**Aim of the exercise**
All records are to be retyped faithfully and completely.

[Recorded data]
________________________________________

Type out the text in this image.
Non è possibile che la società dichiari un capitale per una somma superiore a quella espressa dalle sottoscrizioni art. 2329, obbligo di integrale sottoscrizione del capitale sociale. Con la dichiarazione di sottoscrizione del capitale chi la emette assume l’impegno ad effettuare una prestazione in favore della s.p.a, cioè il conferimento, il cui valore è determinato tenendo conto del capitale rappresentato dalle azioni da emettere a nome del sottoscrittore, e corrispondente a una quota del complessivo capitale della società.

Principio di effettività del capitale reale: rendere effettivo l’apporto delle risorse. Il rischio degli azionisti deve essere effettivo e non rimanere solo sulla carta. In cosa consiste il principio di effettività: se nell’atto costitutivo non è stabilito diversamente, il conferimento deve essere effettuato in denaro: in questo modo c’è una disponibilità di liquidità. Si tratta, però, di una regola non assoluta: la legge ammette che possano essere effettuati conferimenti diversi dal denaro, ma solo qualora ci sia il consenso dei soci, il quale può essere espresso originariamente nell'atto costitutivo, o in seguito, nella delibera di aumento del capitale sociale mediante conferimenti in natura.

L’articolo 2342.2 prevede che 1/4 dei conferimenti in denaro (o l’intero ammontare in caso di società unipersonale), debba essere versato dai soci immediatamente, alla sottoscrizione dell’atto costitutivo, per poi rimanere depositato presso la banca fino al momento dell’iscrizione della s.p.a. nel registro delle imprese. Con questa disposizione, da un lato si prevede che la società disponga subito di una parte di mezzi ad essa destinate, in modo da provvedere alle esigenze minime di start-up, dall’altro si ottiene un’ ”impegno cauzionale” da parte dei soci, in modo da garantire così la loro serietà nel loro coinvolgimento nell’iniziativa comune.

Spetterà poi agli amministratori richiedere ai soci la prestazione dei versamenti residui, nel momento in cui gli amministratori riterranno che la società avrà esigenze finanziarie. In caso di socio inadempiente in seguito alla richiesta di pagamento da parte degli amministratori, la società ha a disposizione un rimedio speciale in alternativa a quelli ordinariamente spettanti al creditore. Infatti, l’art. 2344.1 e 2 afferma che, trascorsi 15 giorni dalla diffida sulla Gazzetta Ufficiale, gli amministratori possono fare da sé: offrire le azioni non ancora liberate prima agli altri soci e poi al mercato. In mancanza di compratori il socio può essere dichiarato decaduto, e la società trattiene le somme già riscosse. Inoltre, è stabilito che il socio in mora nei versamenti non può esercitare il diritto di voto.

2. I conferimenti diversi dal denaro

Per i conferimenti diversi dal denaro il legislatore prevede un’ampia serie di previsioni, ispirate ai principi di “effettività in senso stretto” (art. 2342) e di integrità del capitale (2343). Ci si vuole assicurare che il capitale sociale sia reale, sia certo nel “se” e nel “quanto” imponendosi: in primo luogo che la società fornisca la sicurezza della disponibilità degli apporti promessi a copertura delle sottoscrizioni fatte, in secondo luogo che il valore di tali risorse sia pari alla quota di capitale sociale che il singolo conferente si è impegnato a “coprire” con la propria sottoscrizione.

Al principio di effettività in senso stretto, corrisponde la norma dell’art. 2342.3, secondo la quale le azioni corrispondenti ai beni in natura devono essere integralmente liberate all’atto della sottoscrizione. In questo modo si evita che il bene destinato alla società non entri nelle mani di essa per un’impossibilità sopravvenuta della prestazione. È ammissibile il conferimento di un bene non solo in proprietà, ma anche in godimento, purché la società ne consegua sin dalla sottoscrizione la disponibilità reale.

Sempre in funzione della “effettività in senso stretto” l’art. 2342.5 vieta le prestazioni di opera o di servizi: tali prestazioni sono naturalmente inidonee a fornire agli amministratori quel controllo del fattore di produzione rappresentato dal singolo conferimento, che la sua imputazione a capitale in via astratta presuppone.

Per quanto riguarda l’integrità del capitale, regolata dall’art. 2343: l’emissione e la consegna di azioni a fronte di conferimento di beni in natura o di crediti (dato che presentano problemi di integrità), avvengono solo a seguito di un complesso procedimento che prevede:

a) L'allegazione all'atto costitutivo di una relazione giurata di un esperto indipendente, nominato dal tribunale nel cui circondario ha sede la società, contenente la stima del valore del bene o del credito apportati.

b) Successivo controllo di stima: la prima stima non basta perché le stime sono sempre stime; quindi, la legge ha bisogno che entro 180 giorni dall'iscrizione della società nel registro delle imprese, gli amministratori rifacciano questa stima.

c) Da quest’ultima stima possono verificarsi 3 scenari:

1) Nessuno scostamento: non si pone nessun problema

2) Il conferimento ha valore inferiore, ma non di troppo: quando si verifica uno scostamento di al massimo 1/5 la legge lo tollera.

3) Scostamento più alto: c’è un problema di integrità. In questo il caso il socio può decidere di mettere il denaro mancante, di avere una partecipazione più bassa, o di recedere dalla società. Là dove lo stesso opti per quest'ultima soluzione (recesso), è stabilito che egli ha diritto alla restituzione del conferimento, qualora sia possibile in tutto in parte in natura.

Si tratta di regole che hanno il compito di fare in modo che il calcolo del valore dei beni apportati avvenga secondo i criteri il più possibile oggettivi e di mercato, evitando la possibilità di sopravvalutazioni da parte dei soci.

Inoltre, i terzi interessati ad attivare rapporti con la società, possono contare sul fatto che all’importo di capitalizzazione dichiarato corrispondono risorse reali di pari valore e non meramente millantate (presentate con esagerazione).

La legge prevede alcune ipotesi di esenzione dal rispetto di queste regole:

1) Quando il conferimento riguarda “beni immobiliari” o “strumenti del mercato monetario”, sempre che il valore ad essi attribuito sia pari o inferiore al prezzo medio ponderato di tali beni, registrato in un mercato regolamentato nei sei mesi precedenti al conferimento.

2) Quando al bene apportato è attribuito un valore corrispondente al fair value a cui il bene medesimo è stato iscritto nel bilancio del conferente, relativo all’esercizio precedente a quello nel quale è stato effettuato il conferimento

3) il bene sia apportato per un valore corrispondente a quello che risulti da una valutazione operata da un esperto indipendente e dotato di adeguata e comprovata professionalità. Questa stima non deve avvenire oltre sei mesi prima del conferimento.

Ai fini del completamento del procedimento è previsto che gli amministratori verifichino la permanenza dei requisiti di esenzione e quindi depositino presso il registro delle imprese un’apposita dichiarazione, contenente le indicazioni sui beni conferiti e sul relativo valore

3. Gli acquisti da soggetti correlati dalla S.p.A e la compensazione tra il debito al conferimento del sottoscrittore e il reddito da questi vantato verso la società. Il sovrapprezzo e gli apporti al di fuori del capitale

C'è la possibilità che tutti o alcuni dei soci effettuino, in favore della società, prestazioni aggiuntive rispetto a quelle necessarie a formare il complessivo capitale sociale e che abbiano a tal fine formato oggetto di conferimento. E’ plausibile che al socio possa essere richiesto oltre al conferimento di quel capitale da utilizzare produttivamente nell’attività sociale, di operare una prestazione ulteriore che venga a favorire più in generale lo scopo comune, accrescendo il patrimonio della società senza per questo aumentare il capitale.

________________________________________

**Task response**
Type out the text in this image.
Non è possibile che la società dichiari un capitale per una somma superiore a quella espressa dalle sottoscrizioni art. 2329, obbligo di integrale sottoscrizione del capitale sociale. Con la dichiarazione di sottoscrizione del capitale chi la emette assume l’impegno ad effettuare una prestazione in favore della s.p.a, cioè il conferimento, il cui valore è determinato tenendo conto del capitale rappresentato dalle azioni da emettere a nome del sottoscrittore, e corrispondente a una quota del complessivo capitale della società.

Principio di effettività del capitale reale: rendere effettivo l’apporto delle risorse. Il rischio degli azionisti deve essere effettivo e non rimanere solo sulla carta. In cosa consiste il principio di effettività: se nell’atto costitutivo non è stabilito diversamente, il conferimento deve essere effettuato in denaro: in questo modo c’è una disponibilità di liquidità. Si tratta, però, di una regola non assoluta: la legge ammette che possano essere effettuati conferimenti diversi dal denaro, ma solo qualora ci sia il consenso dei soci, il quale può essere espresso originariamente nell'atto costitutivo, o in seguito, nella delibera di aumento del capitale sociale mediante conferimenti in natura.

L’articolo 2342.2 prevede che 1/4 dei conferimenti in denaro (o l’intero ammontare in caso di società unipersonale), debba essere versato dai soci immediatamente, alla sottoscrizione dell’atto costitutivo, per poi rimanere depositato presso la banca fino al momento dell’iscrizione della s.p.a. nel registro delle imprese. Con questa disposizione, da un lato si prevede che la società disponga subito di una parte di mezzi ad essa destinate, in modo da provvedere alle esigenze minime di start-up, dall’altro si ottiene un’ ”impegno cauzionale” da parte dei soci, in modo da garantire così la loro serietà nel loro coinvolgimento nell’iniziativa comune.

Spetterà poi agli amministratori richiedere ai soci la prestazione dei versamenti residui, nel momento in cui gli amministratori riterranno che la società avrà esigenze finanziarie. In caso di socio inadempiente in seguito alla richiesta di pagamento da parte degli amministratori, la società ha a disposizione un rimedio speciale in alternativa a quelli ordinariamente spettanti al creditore. Infatti, l’art. 2344.1 e 2 afferma che, trascorsi 15 giorni dalla diffida sulla Gazzetta Ufficiale, gli amministratori possono fare da sé: offrire le azioni non ancora liberate prima agli altri soci e poi al mercato. In mancanza di compratori il socio può essere dichiarato decaduto, e la società trattiene le somme già riscosse. Inoltre, è stabilito che il socio in mora nei versamenti non può esercitare il diritto di voto.

2. I conferimenti diversi dal denaro

Per i conferimenti diversi dal denaro il legislatore prevede un’ampia serie di previsioni, ispirate ai principi di “effettività in senso stretto” (art. 2342) e di integrità del capitale (2343). Ci si vuole assicurare che il capitale sociale sia reale, sia certo nel “se” e nel “quanto” imponendosi: in primo luogo che la società fornisca la sicurezza della disponibilità degli apporti promessi a copertura delle sottoscrizioni fatte, in secondo luogo che il valore di tali risorse sia pari alla quota di capitale sociale che il singolo conferente si è impegnato a “coprire” con la propria sottoscrizione.

Al principio di effettività in senso stretto, corrisponde la norma dell’art. 2342.3, secondo la quale le azioni corrispondenti ai beni in natura devono essere integralmente liberate all’atto della sottoscrizione. In questo modo si evita che il bene destinato alla società non entri nelle mani di essa per un’impossibilità sopravvenuta della prestazione. È ammissibile il conferimento di un bene non solo in proprietà, ma anche in godimento, purché la società ne consegua sin dalla sottoscrizione la disponibilità reale.

Sempre in funzione della “effettività in senso stretto” l’art. 2342.5 vieta le prestazioni di opera o di servizi: tali prestazioni sono naturalmente inidonee a fornire agli amministratori quel controllo del fattore di produzione rappresentato dal singolo conferimento, che la sua imputazione a capitale in via astratta presuppone.

Per quanto riguarda l’integrità del capitale, regolata dall’art. 2343: l’emissione e la consegna di azioni a fronte di conferimento di beni in natura o di crediti (dato che presentano problemi di integrità), avvengono solo a seguito di un complesso procedimento che prevede:

a) L'allegazione all'atto costitutivo di una relazione giurata di un esperto indipendente, nominato dal tribunale nel cui circondario ha sede la società, contenente la stima del valore del bene o del credito apportati.

b) Successivo controllo di stima: la prima stima non basta perché le stime sono sempre stime; quindi, la legge ha bisogno che entro 180 giorni dall'iscrizione della società nel registro delle imprese, gli amministratori rifacciano questa stima.

c) Da quest’ultima stima possono verificarsi 3 scenari:

1) Nessuno scostamento: non si pone nessun problema

2) Il conferimento ha valore inferiore, ma non di troppo: quando si verifica uno scostamento di al massimo 1/5 la legge lo tollera.

3) Scostamento più alto: c’è un problema di integrità. In questo il caso il socio può decidere di mettere il denaro mancante, di avere una partecipazione più bassa, o di recedere dalla società. Là dove lo stesso opti per quest'ultima soluzione (recesso), è stabilito che egli ha diritto alla restituzione del conferimento, qualora sia possibile in tutto in parte in natura.

Si tratta di regole che hanno il compito di fare in modo che il calcolo del valore dei beni apportati avvenga secondo i criteri il più possibile oggettivi e di mercato, evitando la possibilità di sopravvalutazioni da parte dei soci.

Inoltre, i terzi interessati ad attivare rapporti con la società, possono contare sul fatto che all’importo di capitalizzazione dichiarato corrispondono risorse reali di pari valore e non meramente millantate (presentate con esagerazione).

La legge prevede alcune ipotesi di esenzione dal rispetto di queste regole:

1) Quando il conferimento riguarda “beni immobiliari” o “strumenti del mercato monetario”, sempre che il valore ad essi attribuito sia pari o inferiore al prezzo medio ponderato di tali beni, registrato in un mercato regolamentato nei sei mesi precedenti al conferimento.

2) Quando al bene apportato è attribuito un valore corrispondente al fair value a cui il bene medesimo è stato iscritto nel bilancio del conferente, relativo all’esercizio precedente a quello nel quale è stato effettuato il conferimento

3) il bene sia apportato per un valore corrispondente a quello che risulti da una valutazione operata da un esperto indipendente e dotato di adeguata e comprovata professionalità. Questa stima non deve avvenire oltre sei mesi prima del conferimento.

Ai fini del completamento del procedimento è previsto che gli amministratori verifichino la permanenza dei requisiti di esenzione e quindi depositino presso il registro delle imprese un’apposita dichiarazione, contenente le indicazioni sui beni conferiti e sul relativo valore

3. Gli acquisti da soggetti correlati dalla S.p.A e la compensazione tra il debito al conferimento del sottoscrittore e il reddito da questi vantato verso la società. Il sovrapprezzo e gli apporti al di fuori del capitale

C'è la possibilità che tutti o alcuni dei soci effettuino, in favore della società, prestazioni aggiuntive rispetto a quelle necessarie a formare il complessivo capitale sociale e che abbiano a tal fine formato oggetto di conferimento. E’ plausibile che al socio possa essere richiesto oltre al conferimento di quel capitale da utilizzare produttivamente nell’attività sociale, di operare una prestazione ulteriore che venga a favorire più in generale lo scopo comune, accrescendo il patrimonio della società senza per questo aumentare il capitale.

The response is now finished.